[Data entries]
□ □ □ □

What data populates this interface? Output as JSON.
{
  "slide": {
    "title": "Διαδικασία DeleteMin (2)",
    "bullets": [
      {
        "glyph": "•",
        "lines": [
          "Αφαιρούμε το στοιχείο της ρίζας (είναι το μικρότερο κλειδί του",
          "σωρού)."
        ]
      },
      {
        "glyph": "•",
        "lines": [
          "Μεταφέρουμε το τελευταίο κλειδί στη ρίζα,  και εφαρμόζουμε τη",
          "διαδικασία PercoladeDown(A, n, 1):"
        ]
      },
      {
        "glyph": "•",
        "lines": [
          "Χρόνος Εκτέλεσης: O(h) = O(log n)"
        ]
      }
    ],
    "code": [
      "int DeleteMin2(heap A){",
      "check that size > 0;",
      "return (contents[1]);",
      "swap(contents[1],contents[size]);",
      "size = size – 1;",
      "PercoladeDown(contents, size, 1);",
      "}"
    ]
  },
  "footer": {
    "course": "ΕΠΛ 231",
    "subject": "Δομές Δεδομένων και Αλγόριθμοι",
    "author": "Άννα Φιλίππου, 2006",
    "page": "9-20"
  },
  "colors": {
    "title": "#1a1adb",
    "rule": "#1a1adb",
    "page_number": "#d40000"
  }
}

□ □ □ □

◆ Work required
Quote all the records. Keep every word exact.

◆ Worked answer
What data populates this interface? Output as JSON.
{
  "slide": {
    "title": "Διαδικασία DeleteMin (2)",
    "bullets": [
      {
        "glyph": "•",
        "lines": [
          "Αφαιρούμε το στοιχείο της ρίζας (είναι το μικρότερο κλειδί του",
          "σωρού)."
        ]
      },
      {
        "glyph": "•",
        "lines": [
          "Μεταφέρουμε το τελευταίο κλειδί στη ρίζα,  και εφαρμόζουμε τη",
          "διαδικασία PercoladeDown(A, n, 1):"
        ]
      },
      {
        "glyph": "•",
        "lines": [
          "Χρόνος Εκτέλεσης: O(h) = O(log n)"
        ]
      }
    ],
    "code": [
      "int DeleteMin2(heap A){",
      "check that size > 0;",
      "return (contents[1]);",
      "swap(contents[1],contents[size]);",
      "size = size – 1;",
      "PercoladeDown(contents, size, 1);",
      "}"
    ]
  },
  "footer": {
    "course": "ΕΠΛ 231",
    "subject": "Δομές Δεδομένων και Αλγόριθμοι",
    "author": "Άννα Φιλίππου, 2006",
    "page": "9-20"
  },
  "colors": {
    "title": "#1a1adb",
    "rule": "#1a1adb",
    "page_number": "#d40000"
  }
}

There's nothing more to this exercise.